[Records provided]:
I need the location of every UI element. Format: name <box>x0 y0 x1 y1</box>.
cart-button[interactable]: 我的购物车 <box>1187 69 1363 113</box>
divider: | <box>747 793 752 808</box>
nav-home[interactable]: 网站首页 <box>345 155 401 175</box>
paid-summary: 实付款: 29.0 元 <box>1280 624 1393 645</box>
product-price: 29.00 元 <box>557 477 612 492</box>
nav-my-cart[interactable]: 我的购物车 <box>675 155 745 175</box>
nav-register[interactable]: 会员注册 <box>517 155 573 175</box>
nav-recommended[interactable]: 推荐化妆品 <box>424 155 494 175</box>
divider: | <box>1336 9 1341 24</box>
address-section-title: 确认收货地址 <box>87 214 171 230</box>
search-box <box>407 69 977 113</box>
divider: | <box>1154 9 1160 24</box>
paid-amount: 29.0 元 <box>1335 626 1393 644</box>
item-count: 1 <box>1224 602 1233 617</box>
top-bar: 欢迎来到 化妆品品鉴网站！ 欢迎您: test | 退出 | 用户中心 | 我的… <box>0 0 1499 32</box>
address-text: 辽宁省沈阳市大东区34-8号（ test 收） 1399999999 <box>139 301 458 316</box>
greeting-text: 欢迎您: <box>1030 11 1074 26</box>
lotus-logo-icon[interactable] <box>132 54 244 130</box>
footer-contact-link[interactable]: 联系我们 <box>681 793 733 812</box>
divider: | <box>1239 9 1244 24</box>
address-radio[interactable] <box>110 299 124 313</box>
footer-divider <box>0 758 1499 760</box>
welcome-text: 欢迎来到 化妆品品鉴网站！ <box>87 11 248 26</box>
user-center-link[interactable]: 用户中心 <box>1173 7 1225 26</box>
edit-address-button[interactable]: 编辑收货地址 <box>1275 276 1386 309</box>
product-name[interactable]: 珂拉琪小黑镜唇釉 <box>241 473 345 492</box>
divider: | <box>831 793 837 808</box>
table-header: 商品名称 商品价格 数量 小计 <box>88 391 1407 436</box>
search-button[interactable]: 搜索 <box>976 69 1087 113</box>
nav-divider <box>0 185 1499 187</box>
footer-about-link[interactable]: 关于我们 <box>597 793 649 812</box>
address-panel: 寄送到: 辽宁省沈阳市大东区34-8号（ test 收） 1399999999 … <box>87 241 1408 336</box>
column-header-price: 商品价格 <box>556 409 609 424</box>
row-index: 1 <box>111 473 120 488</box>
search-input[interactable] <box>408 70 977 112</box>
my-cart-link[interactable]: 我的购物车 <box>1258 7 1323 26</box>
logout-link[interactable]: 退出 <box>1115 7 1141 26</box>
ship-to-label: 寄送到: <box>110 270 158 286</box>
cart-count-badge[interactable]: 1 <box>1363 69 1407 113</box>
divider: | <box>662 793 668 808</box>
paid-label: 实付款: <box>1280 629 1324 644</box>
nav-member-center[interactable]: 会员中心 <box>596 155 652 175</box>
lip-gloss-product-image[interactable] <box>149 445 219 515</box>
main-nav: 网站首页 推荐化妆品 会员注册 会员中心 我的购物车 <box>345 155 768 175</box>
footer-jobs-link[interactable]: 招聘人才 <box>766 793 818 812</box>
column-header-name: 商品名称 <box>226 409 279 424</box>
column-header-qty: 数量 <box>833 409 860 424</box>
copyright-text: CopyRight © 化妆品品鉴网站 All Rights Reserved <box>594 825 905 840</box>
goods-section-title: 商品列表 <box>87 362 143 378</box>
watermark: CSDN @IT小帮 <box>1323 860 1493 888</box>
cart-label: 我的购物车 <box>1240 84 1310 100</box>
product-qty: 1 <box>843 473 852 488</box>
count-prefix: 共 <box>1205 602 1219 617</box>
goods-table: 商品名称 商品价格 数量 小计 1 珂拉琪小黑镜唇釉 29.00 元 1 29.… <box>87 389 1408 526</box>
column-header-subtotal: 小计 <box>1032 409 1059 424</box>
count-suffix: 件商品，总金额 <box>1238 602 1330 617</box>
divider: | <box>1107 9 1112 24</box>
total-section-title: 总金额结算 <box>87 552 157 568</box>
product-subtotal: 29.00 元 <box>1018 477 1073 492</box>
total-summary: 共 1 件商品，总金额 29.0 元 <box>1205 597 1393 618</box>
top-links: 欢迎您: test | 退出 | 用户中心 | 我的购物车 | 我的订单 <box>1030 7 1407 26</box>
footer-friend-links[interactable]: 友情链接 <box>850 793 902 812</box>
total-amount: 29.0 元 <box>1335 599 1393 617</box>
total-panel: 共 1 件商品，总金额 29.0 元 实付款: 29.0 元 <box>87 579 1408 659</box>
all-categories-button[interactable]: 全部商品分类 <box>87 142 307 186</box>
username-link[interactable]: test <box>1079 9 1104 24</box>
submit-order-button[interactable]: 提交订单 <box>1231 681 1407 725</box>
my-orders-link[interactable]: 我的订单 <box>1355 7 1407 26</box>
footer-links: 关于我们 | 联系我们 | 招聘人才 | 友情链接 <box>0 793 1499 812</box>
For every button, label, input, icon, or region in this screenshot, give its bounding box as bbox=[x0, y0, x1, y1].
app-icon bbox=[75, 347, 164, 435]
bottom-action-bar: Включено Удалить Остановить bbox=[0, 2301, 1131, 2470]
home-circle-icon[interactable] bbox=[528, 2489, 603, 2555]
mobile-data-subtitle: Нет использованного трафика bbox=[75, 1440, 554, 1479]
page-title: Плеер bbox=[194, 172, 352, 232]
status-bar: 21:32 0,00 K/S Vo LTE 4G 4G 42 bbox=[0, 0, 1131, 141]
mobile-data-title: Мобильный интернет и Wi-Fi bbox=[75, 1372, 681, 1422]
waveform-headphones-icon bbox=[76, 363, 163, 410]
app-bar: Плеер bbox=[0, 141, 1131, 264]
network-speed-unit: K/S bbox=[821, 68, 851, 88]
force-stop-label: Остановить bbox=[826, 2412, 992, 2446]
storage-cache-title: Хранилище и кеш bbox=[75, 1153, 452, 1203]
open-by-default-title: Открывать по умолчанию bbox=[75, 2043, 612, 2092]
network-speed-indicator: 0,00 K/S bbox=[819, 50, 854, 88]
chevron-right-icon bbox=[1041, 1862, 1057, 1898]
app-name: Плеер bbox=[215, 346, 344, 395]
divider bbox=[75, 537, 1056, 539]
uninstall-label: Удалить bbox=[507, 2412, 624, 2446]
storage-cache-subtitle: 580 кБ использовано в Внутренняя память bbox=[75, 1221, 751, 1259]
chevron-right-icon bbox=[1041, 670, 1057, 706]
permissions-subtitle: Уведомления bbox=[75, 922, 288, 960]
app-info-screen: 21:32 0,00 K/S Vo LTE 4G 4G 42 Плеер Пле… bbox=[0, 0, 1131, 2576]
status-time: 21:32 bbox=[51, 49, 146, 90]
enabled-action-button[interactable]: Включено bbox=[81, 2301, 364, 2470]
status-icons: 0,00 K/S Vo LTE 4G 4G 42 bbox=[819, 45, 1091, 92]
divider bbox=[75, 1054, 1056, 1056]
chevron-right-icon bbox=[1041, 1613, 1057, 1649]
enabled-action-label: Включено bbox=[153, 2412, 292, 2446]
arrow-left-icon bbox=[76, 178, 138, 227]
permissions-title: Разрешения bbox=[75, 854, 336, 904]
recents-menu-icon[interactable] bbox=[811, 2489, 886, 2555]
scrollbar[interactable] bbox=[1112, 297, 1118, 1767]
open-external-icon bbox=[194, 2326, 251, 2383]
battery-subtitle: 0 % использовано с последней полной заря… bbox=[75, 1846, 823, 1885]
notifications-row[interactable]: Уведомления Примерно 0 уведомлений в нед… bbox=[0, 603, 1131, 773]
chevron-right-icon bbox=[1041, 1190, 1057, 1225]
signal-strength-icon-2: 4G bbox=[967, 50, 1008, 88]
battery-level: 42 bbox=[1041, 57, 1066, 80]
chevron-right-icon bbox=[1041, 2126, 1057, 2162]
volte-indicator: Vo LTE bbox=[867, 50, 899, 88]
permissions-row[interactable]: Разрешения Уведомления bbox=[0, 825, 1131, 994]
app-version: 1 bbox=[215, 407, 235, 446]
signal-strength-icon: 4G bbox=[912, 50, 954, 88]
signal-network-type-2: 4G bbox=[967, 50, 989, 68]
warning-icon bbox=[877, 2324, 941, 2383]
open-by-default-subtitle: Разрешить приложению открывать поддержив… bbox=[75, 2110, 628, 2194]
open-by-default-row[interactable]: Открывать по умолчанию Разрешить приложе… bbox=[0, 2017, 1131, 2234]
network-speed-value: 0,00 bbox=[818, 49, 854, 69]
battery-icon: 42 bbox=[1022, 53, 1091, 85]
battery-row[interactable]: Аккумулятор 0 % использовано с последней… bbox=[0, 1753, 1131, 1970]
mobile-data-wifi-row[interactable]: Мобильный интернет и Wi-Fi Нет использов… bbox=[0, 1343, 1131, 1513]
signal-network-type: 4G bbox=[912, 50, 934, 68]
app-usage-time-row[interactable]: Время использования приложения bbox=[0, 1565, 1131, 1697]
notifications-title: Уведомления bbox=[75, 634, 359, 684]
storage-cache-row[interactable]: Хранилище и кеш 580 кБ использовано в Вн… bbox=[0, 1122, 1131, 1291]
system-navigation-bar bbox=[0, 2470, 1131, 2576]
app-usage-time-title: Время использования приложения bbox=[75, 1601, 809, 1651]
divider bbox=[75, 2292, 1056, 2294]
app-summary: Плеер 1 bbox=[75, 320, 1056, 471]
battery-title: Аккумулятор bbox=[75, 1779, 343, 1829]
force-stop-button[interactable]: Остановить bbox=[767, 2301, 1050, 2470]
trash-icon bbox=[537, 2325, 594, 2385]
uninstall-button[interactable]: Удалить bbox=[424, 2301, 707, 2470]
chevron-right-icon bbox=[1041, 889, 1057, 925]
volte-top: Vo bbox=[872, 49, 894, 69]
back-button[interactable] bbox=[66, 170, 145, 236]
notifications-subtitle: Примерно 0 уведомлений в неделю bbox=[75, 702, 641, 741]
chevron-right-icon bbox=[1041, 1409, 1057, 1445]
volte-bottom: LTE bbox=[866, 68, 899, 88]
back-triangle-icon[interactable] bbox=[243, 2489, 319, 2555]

[Task details]:
Format the listing from its first line through the line containing "address-section-title: 确认收货地址 <box>87" as a JSON list of strings, one string per line, with blank lines left out.

[Completed exercise]:
[
  "I need the location of every UI element. Format: name <box>x0 y0 x1 y1</box>.",
  "cart-button[interactable]: 我的购物车 <box>1187 69 1363 113</box>",
  "divider: | <box>747 793 752 808</box>",
  "nav-home[interactable]: 网站首页 <box>345 155 401 175</box>",
  "paid-summary: 实付款: 29.0 元 <box>1280 624 1393 645</box>",
  "product-price: 29.00 元 <box>557 477 612 492</box>",
  "nav-my-cart[interactable]: 我的购物车 <box>675 155 745 175</box>",
  "nav-register[interactable]: 会员注册 <box>517 155 573 175</box>",
  "nav-recommended[interactable]: 推荐化妆品 <box>424 155 494 175</box>",
  "divider: | <box>1336 9 1341 24</box>",
  "address-section-title: 确认收货地址 <box>87 214 171 230</box>"
]